What is asked> Give the data below again exactly as it stands. Omit the pictures.
── Material shown
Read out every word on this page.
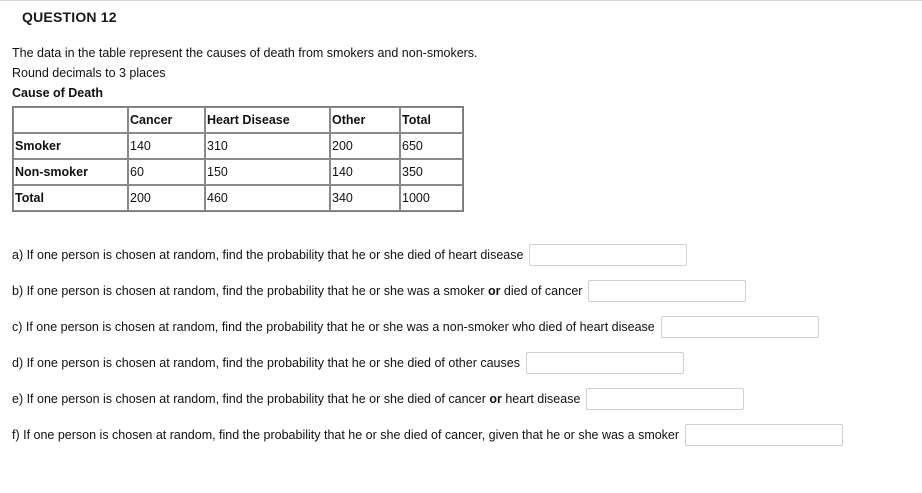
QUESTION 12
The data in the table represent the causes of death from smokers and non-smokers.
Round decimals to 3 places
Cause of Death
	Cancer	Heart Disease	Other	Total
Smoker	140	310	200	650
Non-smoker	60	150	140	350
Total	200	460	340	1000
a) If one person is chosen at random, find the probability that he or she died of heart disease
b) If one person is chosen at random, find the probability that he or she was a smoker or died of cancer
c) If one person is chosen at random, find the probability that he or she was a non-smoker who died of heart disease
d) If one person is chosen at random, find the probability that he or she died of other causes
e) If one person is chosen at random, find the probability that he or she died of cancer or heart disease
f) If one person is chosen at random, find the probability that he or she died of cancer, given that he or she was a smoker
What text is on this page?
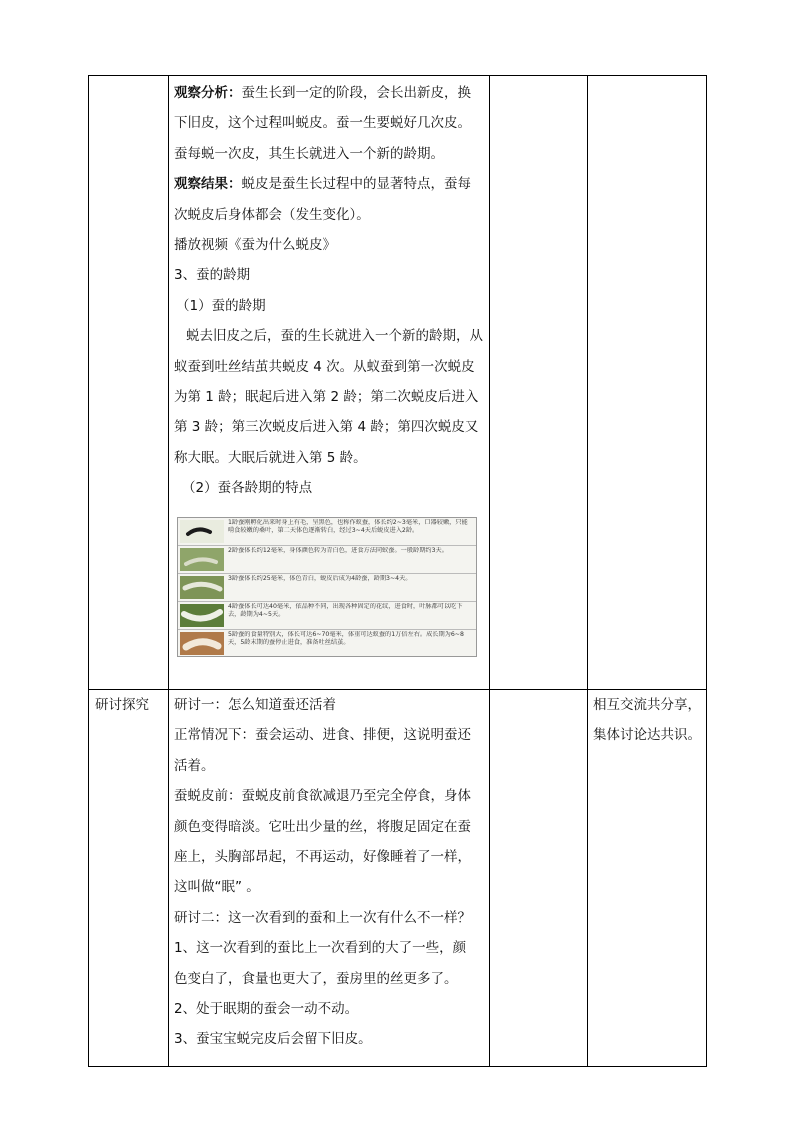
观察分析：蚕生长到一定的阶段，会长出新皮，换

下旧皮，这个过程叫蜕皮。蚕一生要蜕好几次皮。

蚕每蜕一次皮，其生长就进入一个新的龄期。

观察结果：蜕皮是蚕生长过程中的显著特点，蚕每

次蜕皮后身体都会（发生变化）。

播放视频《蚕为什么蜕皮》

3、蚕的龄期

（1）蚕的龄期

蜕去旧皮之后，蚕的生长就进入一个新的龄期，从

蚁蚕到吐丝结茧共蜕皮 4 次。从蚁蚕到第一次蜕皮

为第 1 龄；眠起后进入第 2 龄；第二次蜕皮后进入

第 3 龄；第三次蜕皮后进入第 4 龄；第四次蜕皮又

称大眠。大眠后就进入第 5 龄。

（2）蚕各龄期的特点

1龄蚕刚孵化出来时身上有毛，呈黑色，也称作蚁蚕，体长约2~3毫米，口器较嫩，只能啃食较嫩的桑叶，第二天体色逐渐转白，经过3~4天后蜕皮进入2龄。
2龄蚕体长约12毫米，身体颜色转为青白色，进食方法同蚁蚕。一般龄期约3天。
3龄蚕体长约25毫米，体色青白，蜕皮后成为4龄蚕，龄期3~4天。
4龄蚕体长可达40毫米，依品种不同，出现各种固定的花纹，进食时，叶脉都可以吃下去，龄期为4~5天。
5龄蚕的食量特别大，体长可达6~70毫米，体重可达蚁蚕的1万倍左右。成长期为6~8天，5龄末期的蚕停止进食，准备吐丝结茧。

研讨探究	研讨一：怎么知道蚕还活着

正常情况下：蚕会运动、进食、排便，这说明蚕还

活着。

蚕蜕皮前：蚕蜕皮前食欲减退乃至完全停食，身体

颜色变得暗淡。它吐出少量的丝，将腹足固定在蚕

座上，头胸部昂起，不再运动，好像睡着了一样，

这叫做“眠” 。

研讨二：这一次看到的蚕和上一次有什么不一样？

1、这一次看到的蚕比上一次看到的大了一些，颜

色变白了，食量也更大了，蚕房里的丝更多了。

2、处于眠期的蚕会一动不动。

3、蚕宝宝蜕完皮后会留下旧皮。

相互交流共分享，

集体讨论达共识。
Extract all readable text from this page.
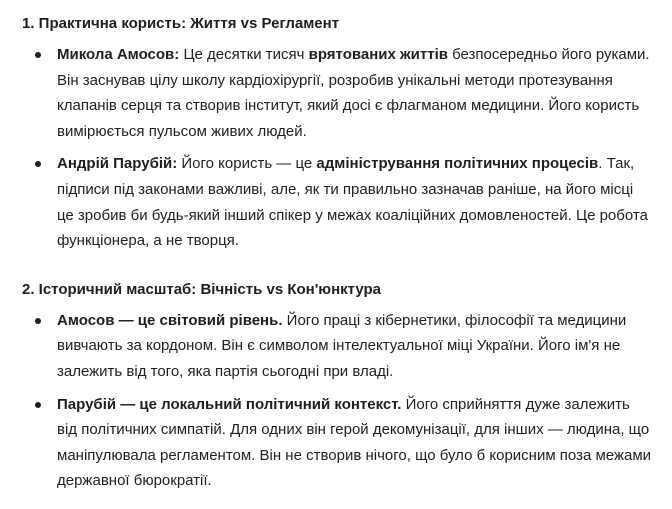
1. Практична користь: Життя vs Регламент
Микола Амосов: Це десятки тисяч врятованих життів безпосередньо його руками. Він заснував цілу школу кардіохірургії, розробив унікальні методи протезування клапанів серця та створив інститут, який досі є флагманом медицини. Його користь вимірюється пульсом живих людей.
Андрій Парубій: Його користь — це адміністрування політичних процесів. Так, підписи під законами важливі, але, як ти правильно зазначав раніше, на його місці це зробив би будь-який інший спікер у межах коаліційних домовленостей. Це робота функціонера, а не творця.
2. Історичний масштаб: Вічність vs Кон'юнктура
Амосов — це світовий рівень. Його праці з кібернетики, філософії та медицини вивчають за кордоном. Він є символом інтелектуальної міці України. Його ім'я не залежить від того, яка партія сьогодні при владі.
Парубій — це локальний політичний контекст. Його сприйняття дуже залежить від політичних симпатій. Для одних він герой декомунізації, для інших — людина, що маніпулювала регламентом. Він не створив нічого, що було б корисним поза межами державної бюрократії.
────
Full output>
Read out every word on this page.
QUESTION 12
The data in the table represent the causes of death from smokers and non-smokers.
Round decimals to 3 places
Cause of Death
	Cancer	Heart Disease	Other	Total
Smoker	140	310	200	650
Non-smoker	60	150	140	350
Total	200	460	340	1000
a) If one person is chosen at random, find the probability that he or she died of heart disease
b) If one person is chosen at random, find the probability that he or she was a smoker or died of cancer
c) If one person is chosen at random, find the probability that he or she was a non-smoker who died of heart disease
d) If one person is chosen at random, find the probability that he or she died of other causes
e) If one person is chosen at random, find the probability that he or she died of cancer or heart disease
f) If one person is chosen at random, find the probability that he or she died of cancer, given that he or she was a smoker
What text is on this page?
观察分析：蚕生长到一定的阶段，会长出新皮，换

下旧皮，这个过程叫蜕皮。蚕一生要蜕好几次皮。

蚕每蜕一次皮，其生长就进入一个新的龄期。

观察结果：蜕皮是蚕生长过程中的显著特点，蚕每

次蜕皮后身体都会（发生变化）。

播放视频《蚕为什么蜕皮》

3、蚕的龄期

（1）蚕的龄期

蜕去旧皮之后，蚕的生长就进入一个新的龄期，从

蚁蚕到吐丝结茧共蜕皮 4 次。从蚁蚕到第一次蜕皮

为第 1 龄；眠起后进入第 2 龄；第二次蜕皮后进入

第 3 龄；第三次蜕皮后进入第 4 龄；第四次蜕皮又

称大眠。大眠后就进入第 5 龄。

（2）蚕各龄期的特点

1龄蚕刚孵化出来时身上有毛，呈黑色，也称作蚁蚕，体长约2~3毫米，口器较嫩，只能啃食较嫩的桑叶，第二天体色逐渐转白，经过3~4天后蜕皮进入2龄。
2龄蚕体长约12毫米，身体颜色转为青白色，进食方法同蚁蚕。一般龄期约3天。
3龄蚕体长约25毫米，体色青白，蜕皮后成为4龄蚕，龄期3~4天。
4龄蚕体长可达40毫米，依品种不同，出现各种固定的花纹，进食时，叶脉都可以吃下去，龄期为4~5天。
5龄蚕的食量特别大，体长可达6~70毫米，体重可达蚁蚕的1万倍左右。成长期为6~8天，5龄末期的蚕停止进食，准备吐丝结茧。

研讨探究	研讨一：怎么知道蚕还活着

正常情况下：蚕会运动、进食、排便，这说明蚕还

活着。

蚕蜕皮前：蚕蜕皮前食欲减退乃至完全停食，身体

颜色变得暗淡。它吐出少量的丝，将腹足固定在蚕

座上，头胸部昂起，不再运动，好像睡着了一样，

这叫做“眠” 。

研讨二：这一次看到的蚕和上一次有什么不一样？

1、这一次看到的蚕比上一次看到的大了一些，颜

色变白了，食量也更大了，蚕房里的丝更多了。

2、处于眠期的蚕会一动不动。

3、蚕宝宝蜕完皮后会留下旧皮。

相互交流共分享，

集体讨论达共识。
Extract all readable text from this page.
1. Практична користь: Життя vs Регламент
Микола Амосов: Це десятки тисяч врятованих життів безпосередньо його руками. Він заснував цілу школу кардіохірургії, розробив унікальні методи протезування клапанів серця та створив інститут, який досі є флагманом медицини. Його користь вимірюється пульсом живих людей.
Андрій Парубій: Його користь — це адміністрування політичних процесів. Так, підписи під законами важливі, але, як ти правильно зазначав раніше, на його місці це зробив би будь-який інший спікер у межах коаліційних домовленостей. Це робота функціонера, а не творця.
2. Історичний масштаб: Вічність vs Кон'юнктура
Амосов — це світовий рівень. Його праці з кібернетики, філософії та медицини вивчають за кордоном. Він є символом інтелектуальної міці України. Його ім'я не залежить від того, яка партія сьогодні при владі.
Парубій — це локальний політичний контекст. Його сприйняття дуже залежить від політичних симпатій. Для одних він герой декомунізації, для інших — людина, що маніпулювала регламентом. Він не створив нічого, що було б корисним поза межами державної бюрократії.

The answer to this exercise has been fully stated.